* Extracted data:

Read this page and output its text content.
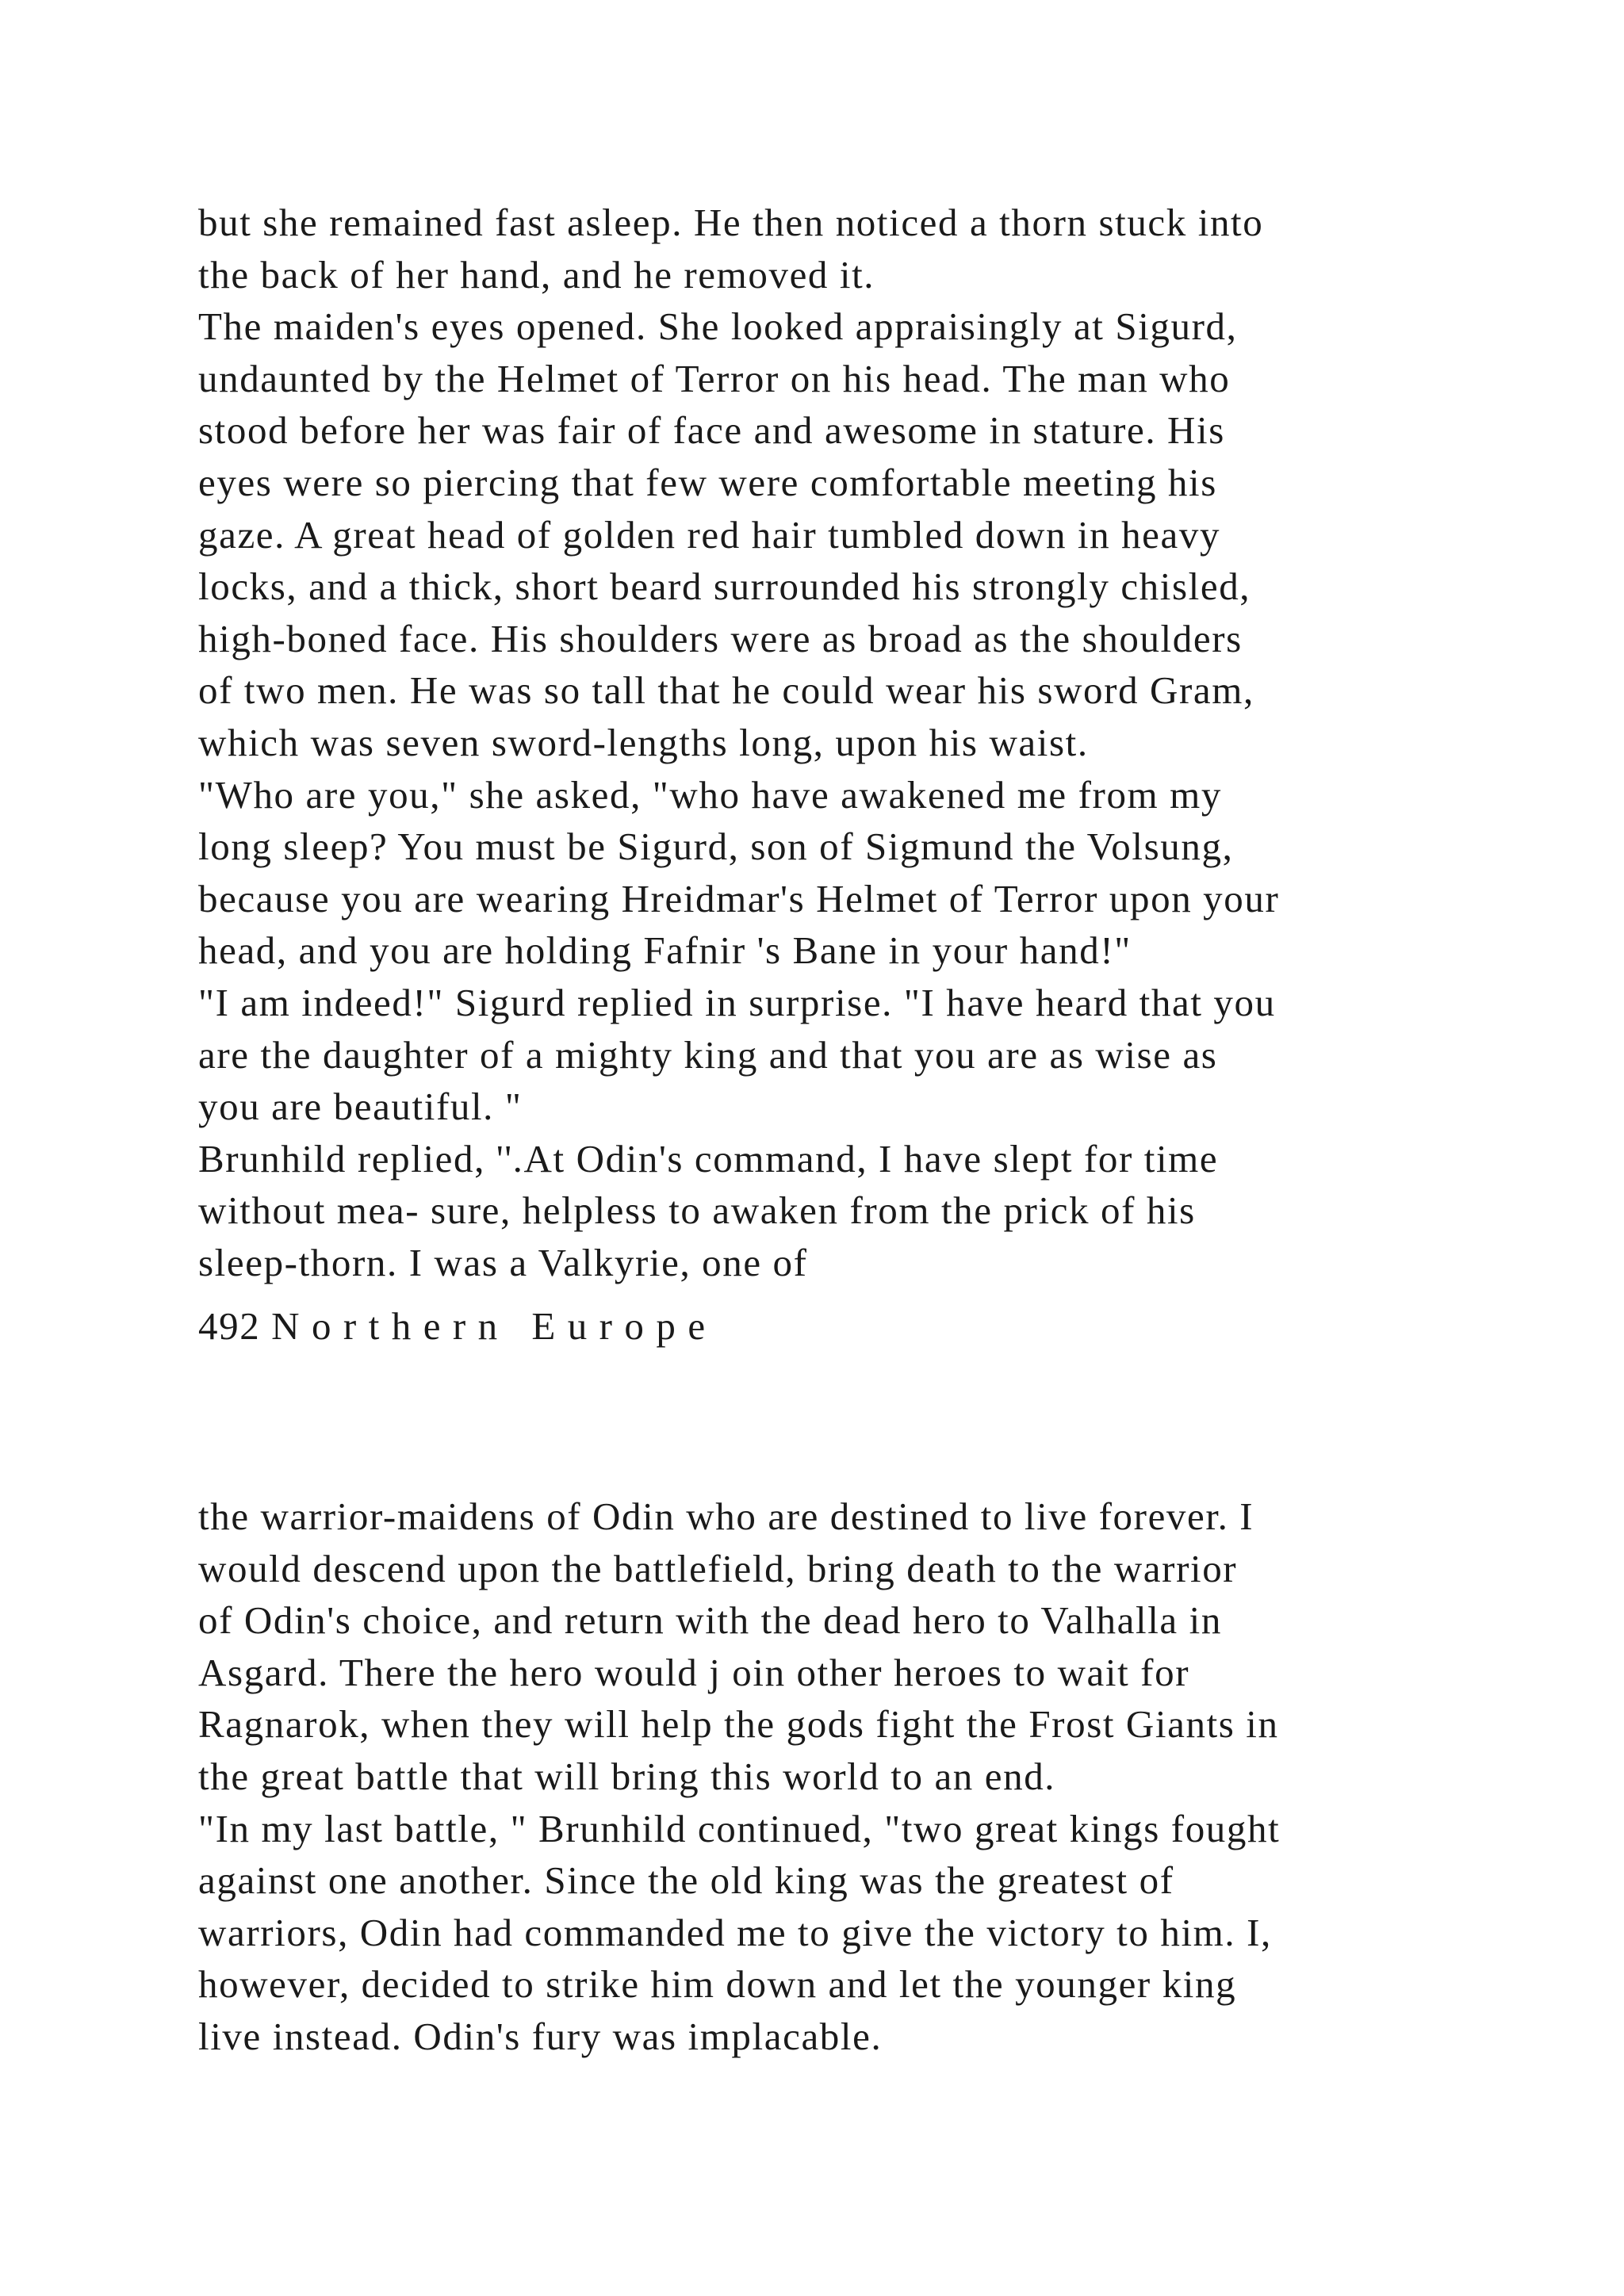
but she remained fast asleep. He then noticed a thorn stuck into
the back of her hand, and he removed it.
The maiden's eyes opened. She looked appraisingly at Sigurd,
undaunted by the Helmet of Terror on his head. The man who
stood before her was fair of face and awesome in stature. His
eyes were so piercing that few were comfortable meeting his
gaze. A great head of golden red hair tumbled down in heavy
locks, and a thick, short beard surrounded his strongly chisled,
high-boned face. His shoulders were as broad as the shoulders
of two men. He was so tall that he could wear his sword Gram,
which was seven sword-lengths long, upon his waist.
"Who are you," she asked, "who have awakened me from my
long sleep? You must be Sigurd, son of Sigmund the Volsung,
because you are wearing Hreidmar's Helmet of Terror upon your
head, and you are holding Fafnir 's Bane in your hand!"
"I am indeed!" Sigurd replied in surprise. "I have heard that you
are the daughter of a mighty king and that you are as wise as
you are beautiful. "
Brunhild replied, ''.At Odin's command, I have slept for time
without mea- sure, helpless to awaken from the prick of his
sleep-thorn. I was a Valkyrie, one of
492 N o r t h e r n   E u r o p e
the warrior-maidens of Odin who are destined to live forever. I
would descend upon the battlefield, bring death to the warrior
of Odin's choice, and return with the dead hero to Valhalla in
Asgard. There the hero would j oin other heroes to wait for
Ragnarok, when they will help the gods fight the Frost Giants in
the great battle that will bring this world to an end.
"In my last battle, " Brunhild continued, "two great kings fought
against one another. Since the old king was the greatest of
warriors, Odin had commanded me to give the victory to him. I,
however, decided to strike him down and let the younger king
live instead. Odin's fury was implacable.
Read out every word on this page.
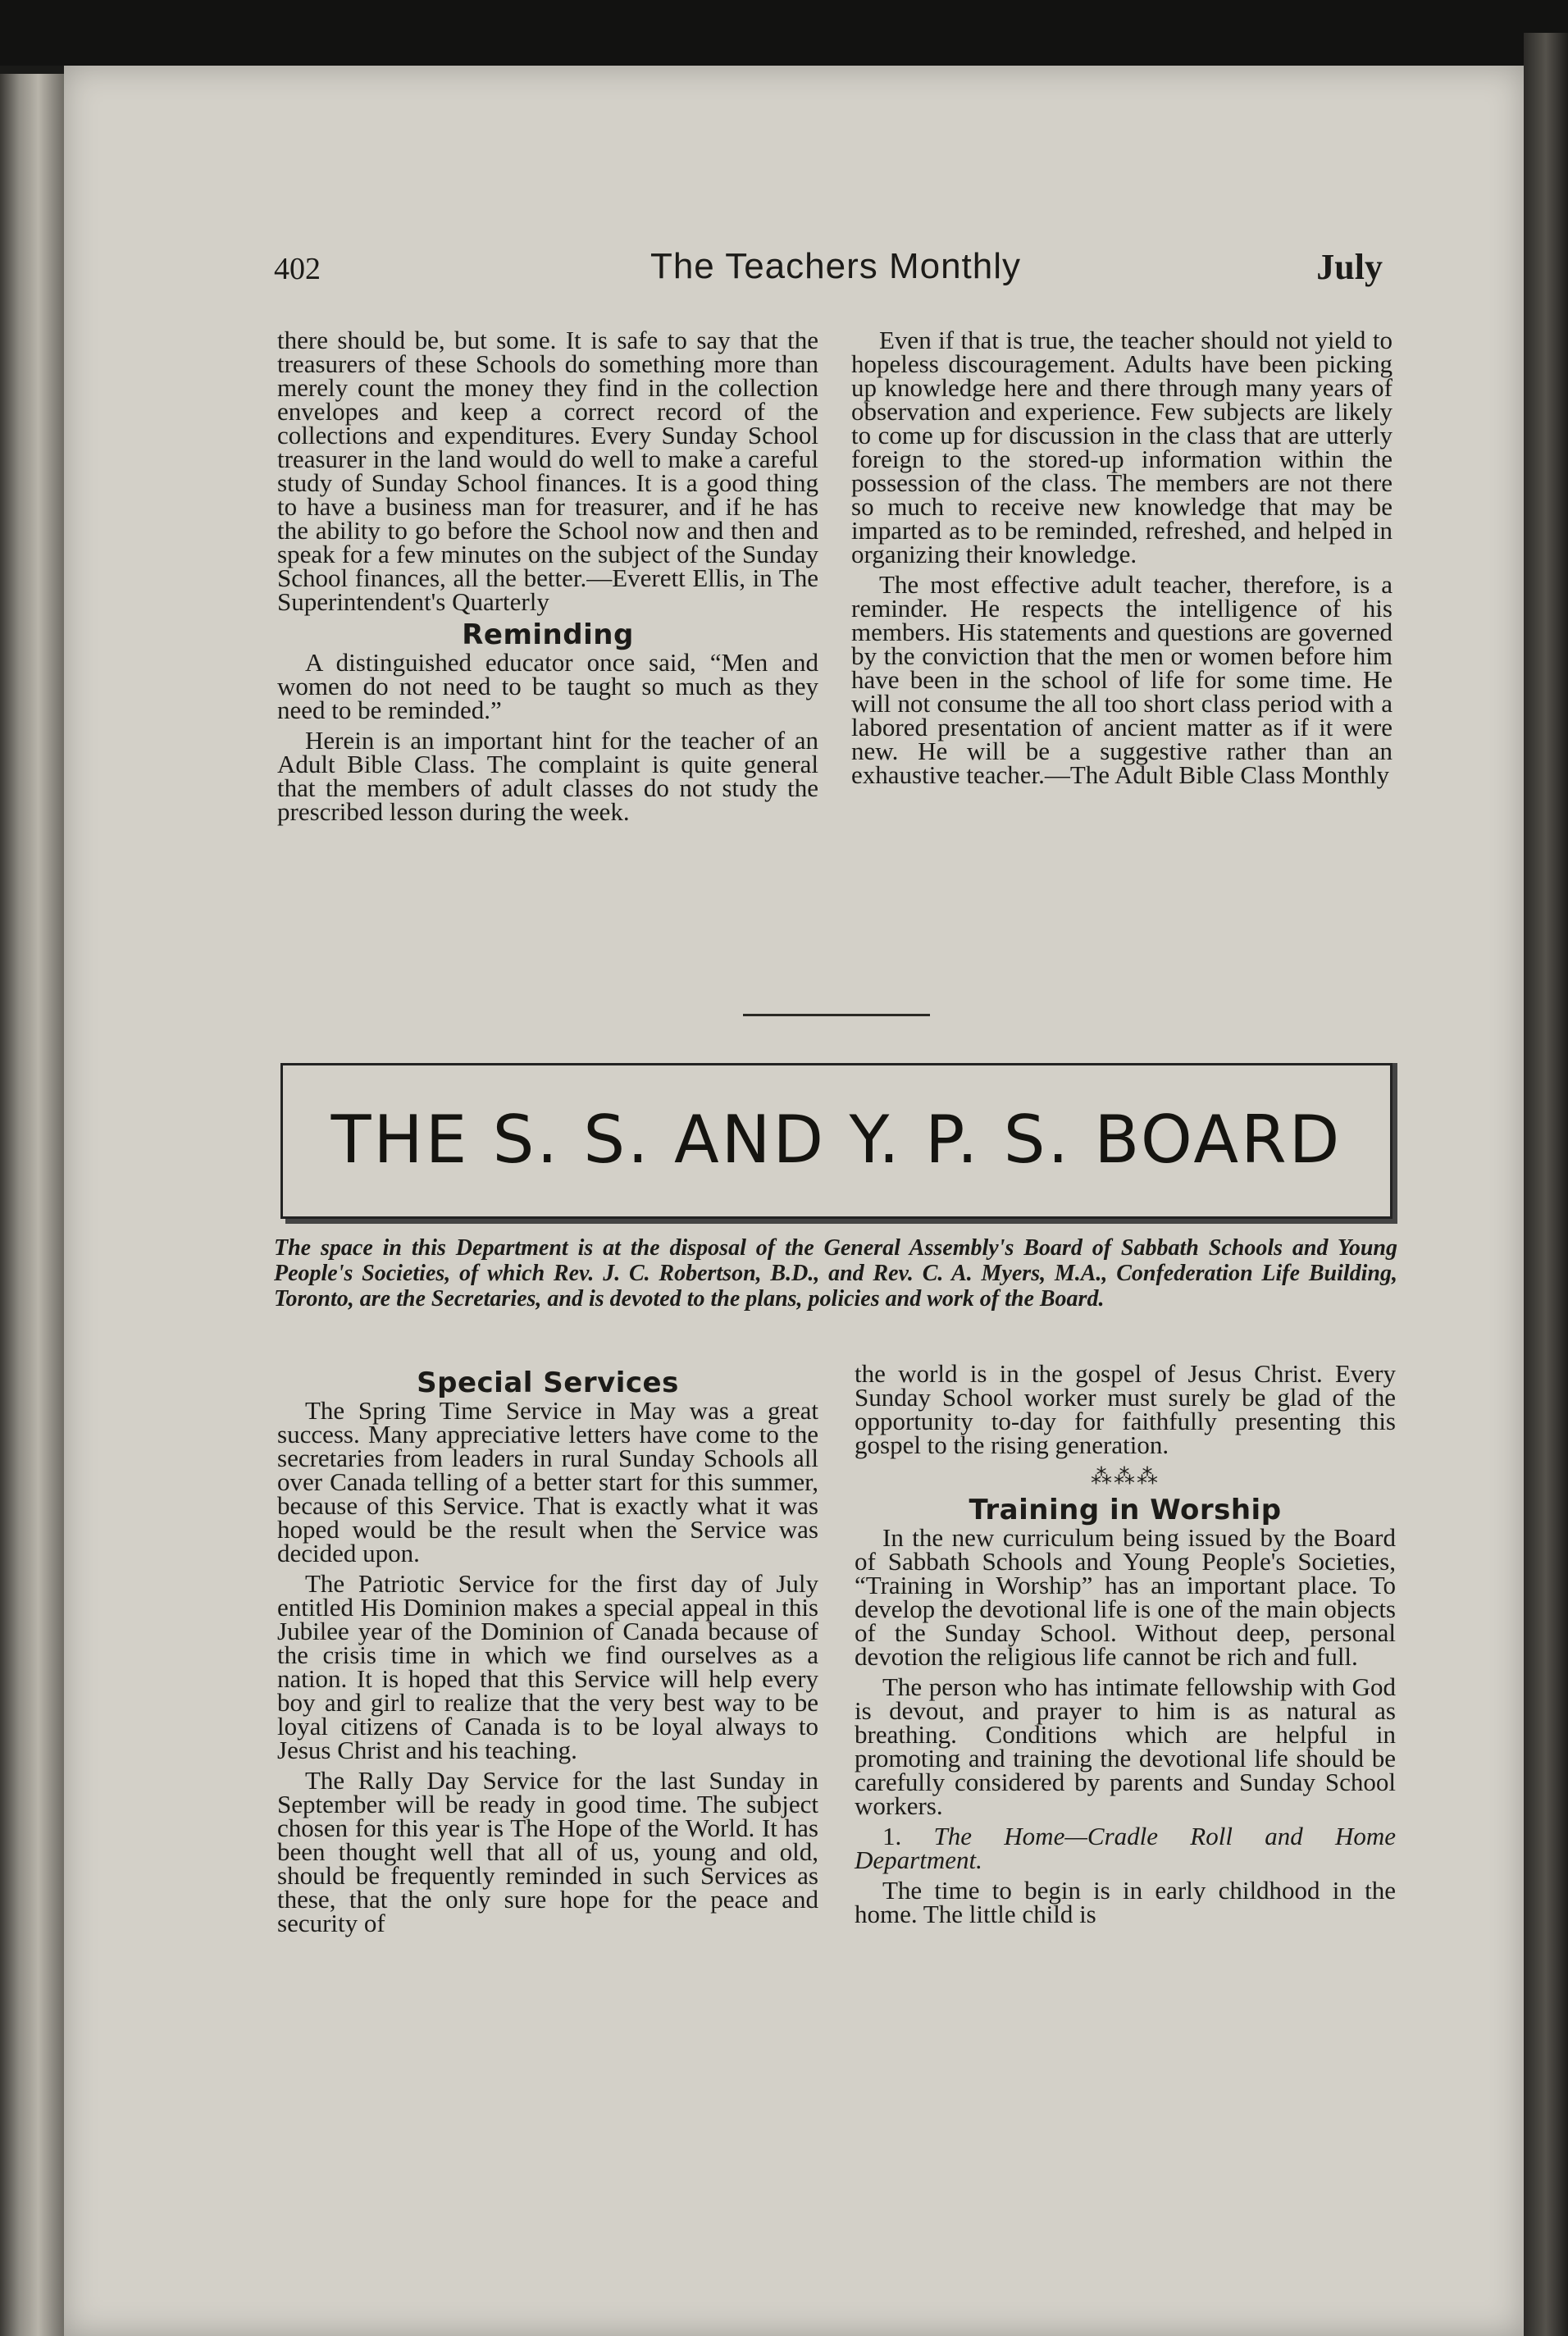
402	The Teachers Monthly	July

there should be, but some. It is safe to say that the treasurers of these Schools do something more than merely count the money they find in the collection envelopes and keep a correct record of the collections and expenditures. Every Sunday School treasurer in the land would do well to make a careful study of Sunday School finances. It is a good thing to have a business man for treasurer, and if he has the ability to go before the School now and then and speak for a few minutes on the subject of the Sunday School finances, all the better.—Everett Ellis, in The Superintendent's Quarterly

Reminding

A distinguished educator once said, “Men and women do not need to be taught so much as they need to be reminded.”

Herein is an important hint for the teacher of an Adult Bible Class. The complaint is quite general that the members of adult classes do not study the prescribed lesson during the week.

Even if that is true, the teacher should not yield to hopeless discouragement. Adults have been picking up knowledge here and there through many years of observation and experience. Few subjects are likely to come up for discussion in the class that are utterly foreign to the stored-up information within the possession of the class. The members are not there so much to receive new knowledge that may be imparted as to be reminded, refreshed, and helped in organizing their knowledge.

The most effective adult teacher, therefore, is a reminder. He respects the intelligence of his members. His statements and questions are governed by the conviction that the men or women before him have been in the school of life for some time. He will not consume the all too short class period with a labored presentation of ancient matter as if it were new. He will be a suggestive rather than an exhaustive teacher.—The Adult Bible Class Monthly

THE S. S. AND Y. P. S. BOARD
The space in this Department is at the disposal of the General Assembly's Board of Sabbath Schools and Young People's Societies, of which Rev. J. C. Robertson, B.D., and Rev. C. A. Myers, M.A., Confederation Life Building, Toronto, are the Secretaries, and is devoted to the plans, policies and work of the Board.
Special Services

The Spring Time Service in May was a great success. Many appreciative letters have come to the secretaries from leaders in rural Sunday Schools all over Canada telling of a better start for this summer, because of this Service. That is exactly what it was hoped would be the result when the Service was decided upon.

The Patriotic Service for the first day of July entitled His Dominion makes a special appeal in this Jubilee year of the Dominion of Canada because of the crisis time in which we find ourselves as a nation. It is hoped that this Service will help every boy and girl to realize that the very best way to be loyal citizens of Canada is to be loyal always to Jesus Christ and his teaching.

The Rally Day Service for the last Sunday in September will be ready in good time. The subject chosen for this year is The Hope of the World. It has been thought well that all of us, young and old, should be frequently reminded in such Services as these, that the only sure hope for the peace and security of

the world is in the gospel of Jesus Christ. Every Sunday School worker must surely be glad of the opportunity to-day for faithfully presenting this gospel to the rising generation.

⁂⁂⁂
Training in Worship

In the new curriculum being issued by the Board of Sabbath Schools and Young People's Societies, “Training in Worship” has an important place. To develop the devotional life is one of the main objects of the Sunday School. Without deep, personal devotion the religious life cannot be rich and full.

The person who has intimate fellowship with God is devout, and prayer to him is as natural as breathing. Conditions which are helpful in promoting and training the devotional life should be carefully considered by parents and Sunday School workers.

1. The Home—Cradle Roll and Home Department.

The time to begin is in early childhood in the home. The little child is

* Task brief: Without the pictures, write out the whole listing above exactly as it appears.

* The answer:
Read this page and output its text content.
but she remained fast asleep. He then noticed a thorn stuck into
the back of her hand, and he removed it.
The maiden's eyes opened. She looked appraisingly at Sigurd,
undaunted by the Helmet of Terror on his head. The man who
stood before her was fair of face and awesome in stature. His
eyes were so piercing that few were comfortable meeting his
gaze. A great head of golden red hair tumbled down in heavy
locks, and a thick, short beard surrounded his strongly chisled,
high-boned face. His shoulders were as broad as the shoulders
of two men. He was so tall that he could wear his sword Gram,
which was seven sword-lengths long, upon his waist.
"Who are you," she asked, "who have awakened me from my
long sleep? You must be Sigurd, son of Sigmund the Volsung,
because you are wearing Hreidmar's Helmet of Terror upon your
head, and you are holding Fafnir 's Bane in your hand!"
"I am indeed!" Sigurd replied in surprise. "I have heard that you
are the daughter of a mighty king and that you are as wise as
you are beautiful. "
Brunhild replied, ''.At Odin's command, I have slept for time
without mea- sure, helpless to awaken from the prick of his
sleep-thorn. I was a Valkyrie, one of
492 N o r t h e r n   E u r o p e
the warrior-maidens of Odin who are destined to live forever. I
would descend upon the battlefield, bring death to the warrior
of Odin's choice, and return with the dead hero to Valhalla in
Asgard. There the hero would j oin other heroes to wait for
Ragnarok, when they will help the gods fight the Frost Giants in
the great battle that will bring this world to an end.
"In my last battle, " Brunhild continued, "two great kings fought
against one another. Since the old king was the greatest of
warriors, Odin had commanded me to give the victory to him. I,
however, decided to strike him down and let the younger king
live instead. Odin's fury was implacable.
Read out every word on this page.
402	The Teachers Monthly	July

there should be, but some. It is safe to say that the treasurers of these Schools do something more than merely count the money they find in the collection envelopes and keep a correct record of the collections and expenditures. Every Sunday School treasurer in the land would do well to make a careful study of Sunday School finances. It is a good thing to have a business man for treasurer, and if he has the ability to go before the School now and then and speak for a few minutes on the subject of the Sunday School finances, all the better.—Everett Ellis, in The Superintendent's Quarterly

Reminding

A distinguished educator once said, “Men and women do not need to be taught so much as they need to be reminded.”

Herein is an important hint for the teacher of an Adult Bible Class. The complaint is quite general that the members of adult classes do not study the prescribed lesson during the week.

Even if that is true, the teacher should not yield to hopeless discouragement. Adults have been picking up knowledge here and there through many years of observation and experience. Few subjects are likely to come up for discussion in the class that are utterly foreign to the stored-up information within the possession of the class. The members are not there so much to receive new knowledge that may be imparted as to be reminded, refreshed, and helped in organizing their knowledge.

The most effective adult teacher, therefore, is a reminder. He respects the intelligence of his members. His statements and questions are governed by the conviction that the men or women before him have been in the school of life for some time. He will not consume the all too short class period with a labored presentation of ancient matter as if it were new. He will be a suggestive rather than an exhaustive teacher.—The Adult Bible Class Monthly

THE S. S. AND Y. P. S. BOARD
The space in this Department is at the disposal of the General Assembly's Board of Sabbath Schools and Young People's Societies, of which Rev. J. C. Robertson, B.D., and Rev. C. A. Myers, M.A., Confederation Life Building, Toronto, are the Secretaries, and is devoted to the plans, policies and work of the Board.
Special Services

The Spring Time Service in May was a great success. Many appreciative letters have come to the secretaries from leaders in rural Sunday Schools all over Canada telling of a better start for this summer, because of this Service. That is exactly what it was hoped would be the result when the Service was decided upon.

The Patriotic Service for the first day of July entitled His Dominion makes a special appeal in this Jubilee year of the Dominion of Canada because of the crisis time in which we find ourselves as a nation. It is hoped that this Service will help every boy and girl to realize that the very best way to be loyal citizens of Canada is to be loyal always to Jesus Christ and his teaching.

The Rally Day Service for the last Sunday in September will be ready in good time. The subject chosen for this year is The Hope of the World. It has been thought well that all of us, young and old, should be frequently reminded in such Services as these, that the only sure hope for the peace and security of

the world is in the gospel of Jesus Christ. Every Sunday School worker must surely be glad of the opportunity to-day for faithfully presenting this gospel to the rising generation.

⁂⁂⁂
Training in Worship

In the new curriculum being issued by the Board of Sabbath Schools and Young People's Societies, “Training in Worship” has an important place. To develop the devotional life is one of the main objects of the Sunday School. Without deep, personal devotion the religious life cannot be rich and full.

The person who has intimate fellowship with God is devout, and prayer to him is as natural as breathing. Conditions which are helpful in promoting and training the devotional life should be carefully considered by parents and Sunday School workers.

1. The Home—Cradle Roll and Home Department.

The time to begin is in early childhood in the home. The little child is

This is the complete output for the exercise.